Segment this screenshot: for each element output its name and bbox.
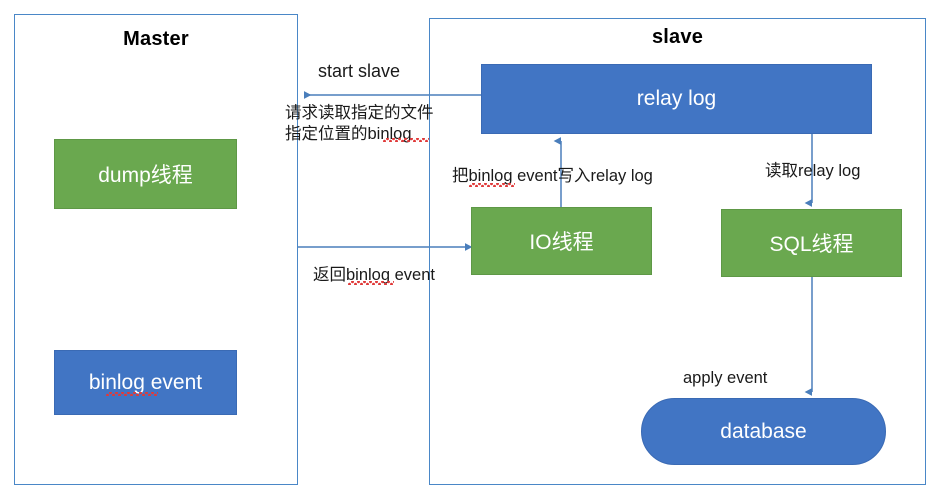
node-io-thread-label: IO线程: [529, 226, 593, 256]
edge-label-apply-event: apply event: [683, 368, 767, 388]
node-binlog-event-label: binlog event: [89, 371, 202, 395]
node-relay-log-label: relay log: [637, 87, 716, 111]
edge-label-request-read-line2: 指定位置的binlog: [285, 125, 412, 143]
node-dump-thread[interactable]: dump线程: [54, 139, 237, 209]
node-io-thread[interactable]: IO线程: [471, 207, 652, 275]
edge-label-start-slave: start slave: [318, 61, 400, 81]
node-binlog-event[interactable]: binlog event: [54, 350, 237, 415]
slave-title: slave: [429, 26, 926, 49]
node-relay-log[interactable]: relay log: [481, 64, 872, 134]
node-sql-thread[interactable]: SQL线程: [721, 209, 902, 277]
edge-label-return-binlog-event: 返回binlog event: [313, 265, 435, 285]
edge-label-request-read-line1: 请求读取指定的文件: [285, 104, 434, 122]
node-database-label: database: [720, 420, 806, 444]
diagram-canvas: Master slave dump线程 binlog event relay l…: [0, 0, 941, 499]
edge-label-request-read-file: 请求读取指定的文件 指定位置的binlog: [285, 103, 470, 145]
node-database[interactable]: database: [641, 398, 886, 465]
node-sql-thread-label: SQL线程: [769, 228, 853, 258]
master-title: Master: [14, 28, 298, 51]
node-dump-thread-label: dump线程: [98, 159, 193, 189]
edge-label-read-relay-log: 读取relay log: [765, 161, 860, 181]
edge-label-write-binlog-to-relay-log: 把binlog event写入relay log: [452, 166, 653, 186]
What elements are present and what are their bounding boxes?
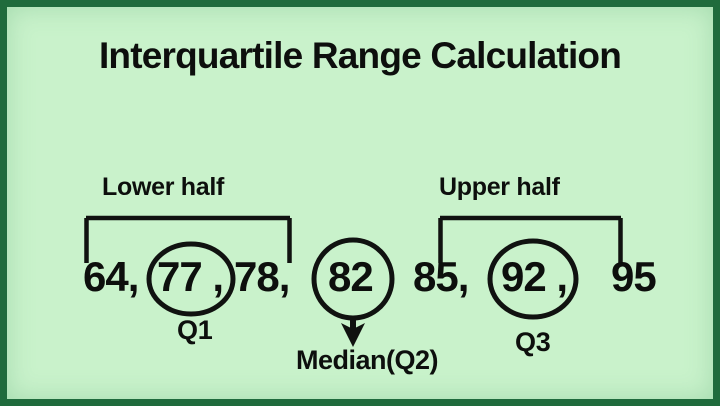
value-95: 95 [611, 256, 656, 298]
value-85: 85, [413, 256, 468, 298]
value-78: 78, [234, 256, 289, 298]
value-92: 92 , [501, 256, 567, 298]
median-label: Median(Q2) [7, 347, 720, 374]
value-64: 64, [83, 256, 138, 298]
q1-label: Q1 [177, 317, 212, 344]
value-82: 82 [328, 256, 373, 298]
iqr-diagram: Interquartile Range Calculation Lower ha… [0, 0, 720, 406]
value-77: 77 , [157, 256, 223, 298]
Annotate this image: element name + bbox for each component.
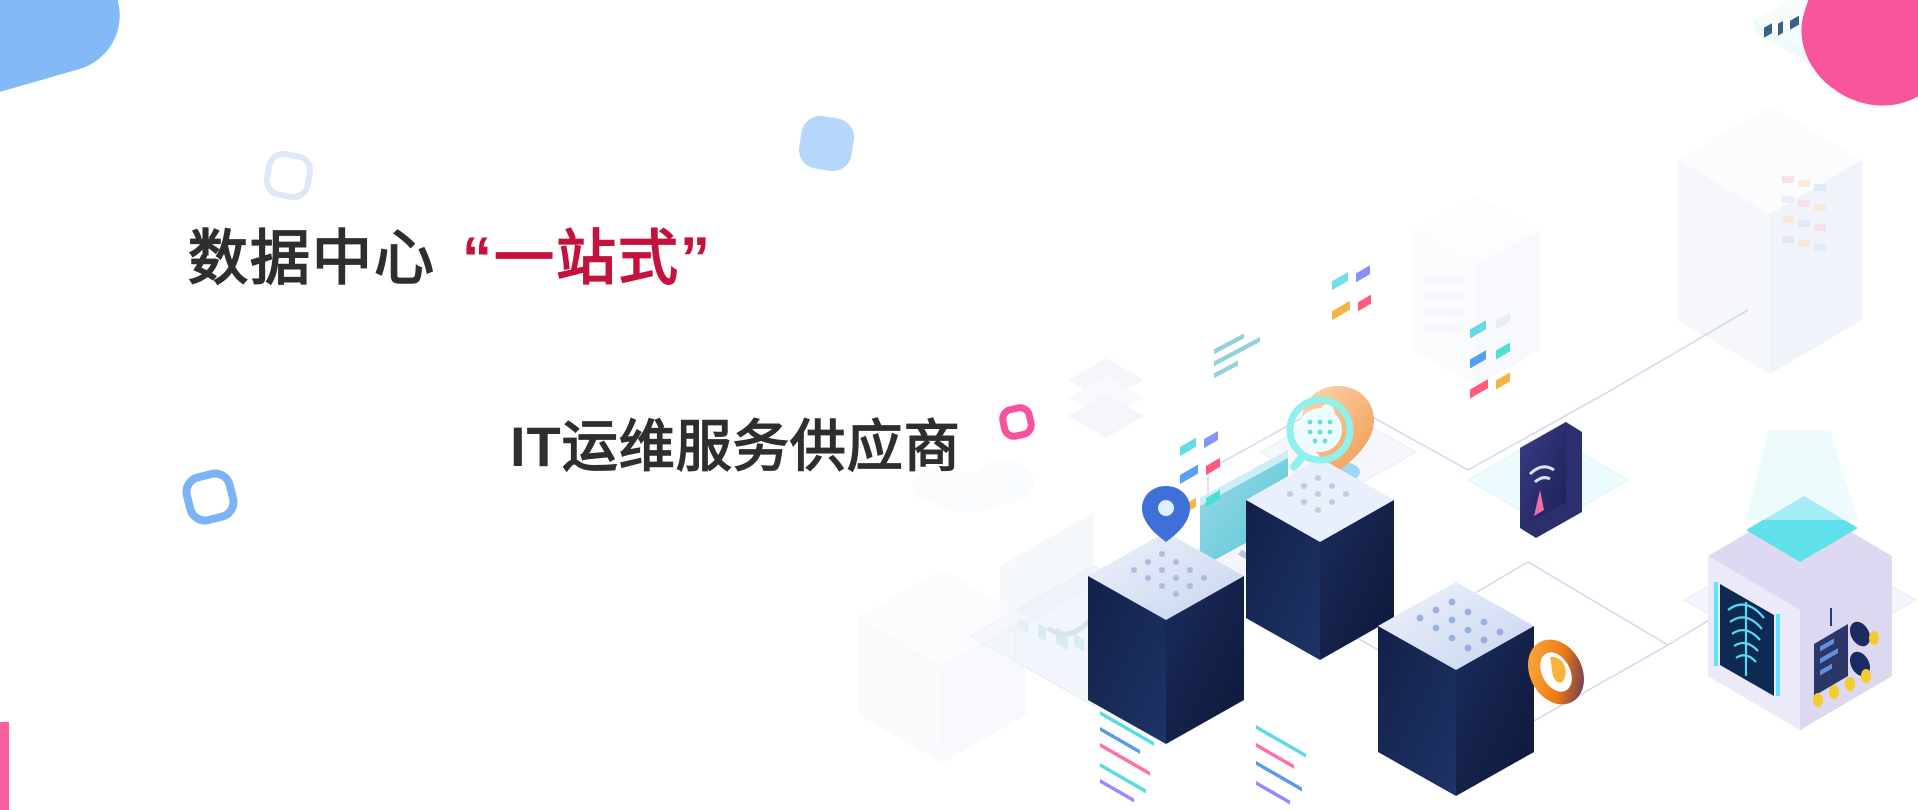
- server-rack-front-left: [1088, 431, 1244, 802]
- location-pin: [1302, 386, 1374, 483]
- orange-swirl: [1517, 630, 1595, 714]
- tablet-wifi: [1520, 422, 1582, 538]
- headline-prefix: 数据中心: [188, 225, 436, 292]
- server-rack-back-center: [1246, 265, 1394, 804]
- data-stack: [1068, 358, 1144, 438]
- monitor-center: [1200, 333, 1288, 568]
- edge-pink-bar: [0, 722, 9, 810]
- headline-highlight: 一站式: [494, 225, 680, 292]
- headline-quote-close: ”: [680, 225, 712, 292]
- dot-blue-ring: [178, 465, 241, 528]
- corner-pink-blob: [1783, 0, 1918, 124]
- headline-quote-open: “: [462, 225, 494, 292]
- biometric-scanner: [1708, 6, 1892, 730]
- server-rack-background-far: [1413, 196, 1540, 386]
- headline-line-1: 数据中心“一站式”: [188, 226, 1048, 292]
- network-links: [1058, 310, 1808, 730]
- server-rack-front-right: [1378, 312, 1534, 810]
- status-leds: [1813, 631, 1879, 707]
- headline-block: 数据中心“一站式” IT运维服务供应商: [188, 226, 1048, 292]
- watermark-cube: [855, 565, 1030, 795]
- isometric-datacenter-illustration: [908, 0, 1918, 810]
- dot-blue-solid: [796, 113, 857, 174]
- dot-lightblue-ring: [261, 148, 316, 203]
- hero-banner: 数据中心“一站式” IT运维服务供应商: [0, 0, 1918, 810]
- dot-pink-ring: [997, 402, 1037, 442]
- headline-line-2: IT运维服务供应商: [510, 416, 961, 478]
- platforms: [970, 408, 1916, 706]
- corner-blue-shape: [0, 0, 133, 117]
━━━━━━━━━━━━━━━━━━━━
Set problem>
Copy the items above line for line, with no changes, and leave out the pictures.

Problem solution>
Segment this screenshot: for each element output its name and bbox.
node-io-thread-label: IO线程: [529, 226, 593, 256]
edge-label-apply-event: apply event: [683, 368, 767, 388]
node-binlog-event-label: binlog event: [89, 371, 202, 395]
node-relay-log-label: relay log: [637, 87, 716, 111]
edge-label-request-read-line2: 指定位置的binlog: [285, 125, 412, 143]
node-dump-thread[interactable]: dump线程: [54, 139, 237, 209]
node-io-thread[interactable]: IO线程: [471, 207, 652, 275]
edge-label-start-slave: start slave: [318, 61, 400, 81]
node-binlog-event[interactable]: binlog event: [54, 350, 237, 415]
slave-title: slave: [429, 26, 926, 49]
node-relay-log[interactable]: relay log: [481, 64, 872, 134]
node-sql-thread[interactable]: SQL线程: [721, 209, 902, 277]
edge-label-return-binlog-event: 返回binlog event: [313, 265, 435, 285]
edge-label-request-read-line1: 请求读取指定的文件: [285, 104, 434, 122]
node-database-label: database: [720, 420, 806, 444]
diagram-canvas: Master slave dump线程 binlog event relay l…: [0, 0, 941, 499]
edge-label-request-read-file: 请求读取指定的文件 指定位置的binlog: [285, 103, 470, 145]
node-database[interactable]: database: [641, 398, 886, 465]
node-sql-thread-label: SQL线程: [769, 228, 853, 258]
master-title: Master: [14, 28, 298, 51]
node-dump-thread-label: dump线程: [98, 159, 193, 189]
edge-label-read-relay-log: 读取relay log: [765, 161, 860, 181]
edge-label-write-binlog-to-relay-log: 把binlog event写入relay log: [452, 166, 653, 186]
What elements are present and what are their bounding boxes?
value-95: 95 [611, 256, 656, 298]
value-85: 85, [413, 256, 468, 298]
value-78: 78, [234, 256, 289, 298]
value-92: 92 , [501, 256, 567, 298]
median-label: Median(Q2) [7, 347, 720, 374]
value-64: 64, [83, 256, 138, 298]
q1-label: Q1 [177, 317, 212, 344]
value-82: 82 [328, 256, 373, 298]
iqr-diagram: Interquartile Range Calculation Lower ha… [0, 0, 720, 406]
value-77: 77 , [157, 256, 223, 298]
Annotate this image: element name + bbox for each component.
- server-rack-front-left: [1088, 431, 1244, 802]
- location-pin: [1302, 386, 1374, 483]
- orange-swirl: [1517, 630, 1595, 714]
- tablet-wifi: [1520, 422, 1582, 538]
- headline-prefix: 数据中心: [188, 225, 436, 292]
- server-rack-back-center: [1246, 265, 1394, 804]
- data-stack: [1068, 358, 1144, 438]
- monitor-center: [1200, 333, 1288, 568]
- edge-pink-bar: [0, 722, 9, 810]
- headline-highlight: 一站式: [494, 225, 680, 292]
- headline-quote-close: ”: [680, 225, 712, 292]
- dot-blue-ring: [178, 465, 241, 528]
- corner-pink-blob: [1783, 0, 1918, 124]
- headline-quote-open: “: [462, 225, 494, 292]
- biometric-scanner: [1708, 6, 1892, 730]
- server-rack-background-far: [1413, 196, 1540, 386]
- headline-line-1: 数据中心“一站式”: [188, 226, 1048, 292]
- network-links: [1058, 310, 1808, 730]
- server-rack-front-right: [1378, 312, 1534, 810]
- status-leds: [1813, 631, 1879, 707]
- headline-block: 数据中心“一站式” IT运维服务供应商: [188, 226, 1048, 292]
- watermark-cube: [855, 565, 1030, 795]
- isometric-datacenter-illustration: [908, 0, 1918, 810]
- dot-blue-solid: [796, 113, 857, 174]
- dot-lightblue-ring: [261, 148, 316, 203]
- hero-banner: 数据中心“一站式” IT运维服务供应商: [0, 0, 1918, 810]
- dot-pink-ring: [997, 402, 1037, 442]
- headline-line-2: IT运维服务供应商: [510, 416, 961, 478]
- platforms: [970, 408, 1916, 706]
- corner-blue-shape: [0, 0, 133, 117]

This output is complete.